Written task —
Can you rewrite the listing below with "updown-chevron-icon" replaced by "stepper-arrow-icon" everywhere and every other line left as is? Leave out the picture markers.

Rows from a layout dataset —
[START]
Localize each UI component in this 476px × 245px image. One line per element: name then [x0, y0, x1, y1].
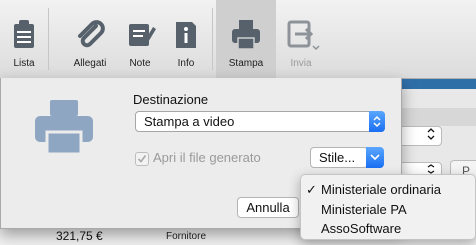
- menu-item-ministeriale-ordinaria[interactable]: ✓ Ministeriale ordinaria: [301, 181, 475, 199]
- toolbar-button-stampa[interactable]: Stampa: [216, 0, 276, 78]
- toolbar-label-note: Note: [129, 58, 151, 69]
- open-file-label: Apri il file generato: [153, 150, 261, 165]
- notes-icon: [129, 24, 156, 46]
- cancel-button[interactable]: Annulla: [237, 197, 299, 218]
- destination-value: Stampa a video: [144, 114, 235, 129]
- printer-icon: [35, 100, 93, 156]
- menu-item-label: Ministeriale ordinaria: [321, 182, 441, 197]
- updown-chevron-icon: [373, 115, 381, 128]
- background-amount: 321,75 €: [56, 229, 103, 243]
- style-button[interactable]: Stile...: [310, 147, 368, 168]
- toolbar-label-stampa: Stampa: [228, 58, 264, 69]
- info-icon: [176, 22, 196, 48]
- updown-chevron-icon: [427, 128, 435, 140]
- paperclip-icon: [78, 20, 105, 48]
- toolbar: Lista Allegati Note Info Stampa Invia: [0, 0, 476, 79]
- updown-chevron-icon: [427, 164, 435, 174]
- style-dropdown-arrow[interactable]: [366, 147, 384, 168]
- toolbar-label-lista: Lista: [13, 58, 35, 69]
- toolbar-button-invia[interactable]: Invia: [280, 0, 322, 78]
- toolbar-separator: [212, 8, 213, 70]
- menu-item-label: Ministeriale PA: [321, 202, 407, 217]
- toolbar-label-allegati: Allegati: [73, 58, 107, 69]
- toolbar-button-allegati[interactable]: Allegati: [68, 0, 112, 78]
- printer-icon: [232, 20, 260, 50]
- menu-item-ministeriale-pa[interactable]: Ministeriale PA: [301, 201, 475, 219]
- destination-stepper[interactable]: [369, 111, 385, 132]
- destination-select[interactable]: Stampa a video: [135, 111, 385, 132]
- checkmark-icon: [137, 155, 147, 163]
- menu-item-label: AssoSoftware: [321, 221, 402, 236]
- toolbar-label-invia: Invia: [290, 58, 312, 69]
- toolbar-separator: [48, 8, 49, 70]
- background-supplier-label: Fornitore: [166, 231, 207, 242]
- toolbar-button-info[interactable]: Info: [168, 0, 204, 78]
- toolbar-button-note[interactable]: Note: [122, 0, 158, 78]
- style-menu: ✓ Ministeriale ordinaria Ministeriale PA…: [300, 174, 476, 240]
- toolbar-button-lista[interactable]: Lista: [0, 0, 48, 78]
- open-file-checkbox[interactable]: [135, 152, 149, 166]
- chevron-down-icon: [370, 154, 380, 161]
- background-select[interactable]: [398, 126, 442, 146]
- destination-label: Destinazione: [133, 92, 209, 107]
- menu-item-assosoftware[interactable]: AssoSoftware: [301, 220, 475, 238]
- clipboard-list-icon: [14, 20, 34, 48]
- toolbar-label-info: Info: [177, 58, 195, 69]
- checkmark-icon: ✓: [306, 182, 317, 197]
- send-icon: [287, 20, 320, 51]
[END]
Solution to this task —
Localize each UI component in this 476px × 245px image. One line per element: name then [x0, y0, x1, y1].
- menu-item-ministeriale-ordinaria[interactable]: ✓ Ministeriale ordinaria: [301, 181, 475, 199]
- toolbar-button-stampa[interactable]: Stampa: [216, 0, 276, 78]
- toolbar-label-note: Note: [129, 58, 151, 69]
- open-file-label: Apri il file generato: [153, 150, 261, 165]
- notes-icon: [129, 24, 156, 46]
- cancel-button[interactable]: Annulla: [237, 197, 299, 218]
- destination-value: Stampa a video: [144, 114, 235, 129]
- printer-icon: [35, 100, 93, 156]
- menu-item-label: Ministeriale ordinaria: [321, 182, 441, 197]
- stepper-arrow-icon: [373, 115, 381, 128]
- background-amount: 321,75 €: [56, 229, 103, 243]
- style-button[interactable]: Stile...: [310, 147, 368, 168]
- toolbar-label-stampa: Stampa: [228, 58, 264, 69]
- info-icon: [176, 22, 196, 48]
- stepper-arrow-icon: [427, 128, 435, 140]
- paperclip-icon: [78, 20, 105, 48]
- toolbar: Lista Allegati Note Info Stampa Invia: [0, 0, 476, 79]
- stepper-arrow-icon: [427, 164, 435, 174]
- style-dropdown-arrow[interactable]: [366, 147, 384, 168]
- toolbar-label-lista: Lista: [13, 58, 35, 69]
- toolbar-button-invia[interactable]: Invia: [280, 0, 322, 78]
- toolbar-separator: [212, 8, 213, 70]
- menu-item-label: Ministeriale PA: [321, 202, 407, 217]
- toolbar-label-allegati: Allegati: [73, 58, 107, 69]
- toolbar-button-allegati[interactable]: Allegati: [68, 0, 112, 78]
- printer-icon: [232, 20, 260, 50]
- menu-item-ministeriale-pa[interactable]: Ministeriale PA: [301, 201, 475, 219]
- destination-stepper[interactable]: [369, 111, 385, 132]
- destination-select[interactable]: Stampa a video: [135, 111, 385, 132]
- checkmark-icon: [137, 155, 147, 163]
- menu-item-label: AssoSoftware: [321, 221, 402, 236]
- toolbar-label-invia: Invia: [290, 58, 312, 69]
- toolbar-separator: [48, 8, 49, 70]
- background-supplier-label: Fornitore: [166, 231, 207, 242]
- toolbar-button-info[interactable]: Info: [168, 0, 204, 78]
- toolbar-button-note[interactable]: Note: [122, 0, 158, 78]
- style-menu: ✓ Ministeriale ordinaria Ministeriale PA…: [300, 174, 476, 240]
- toolbar-button-lista[interactable]: Lista: [0, 0, 48, 78]
- open-file-checkbox[interactable]: [135, 152, 149, 166]
- chevron-down-icon: [370, 154, 380, 161]
- background-select[interactable]: [398, 126, 442, 146]
- destination-label: Destinazione: [133, 92, 209, 107]
- menu-item-assosoftware[interactable]: AssoSoftware: [301, 220, 475, 238]
- clipboard-list-icon: [14, 20, 34, 48]
- toolbar-label-info: Info: [177, 58, 195, 69]
- checkmark-icon: ✓: [306, 182, 317, 197]
- send-icon: [287, 20, 320, 51]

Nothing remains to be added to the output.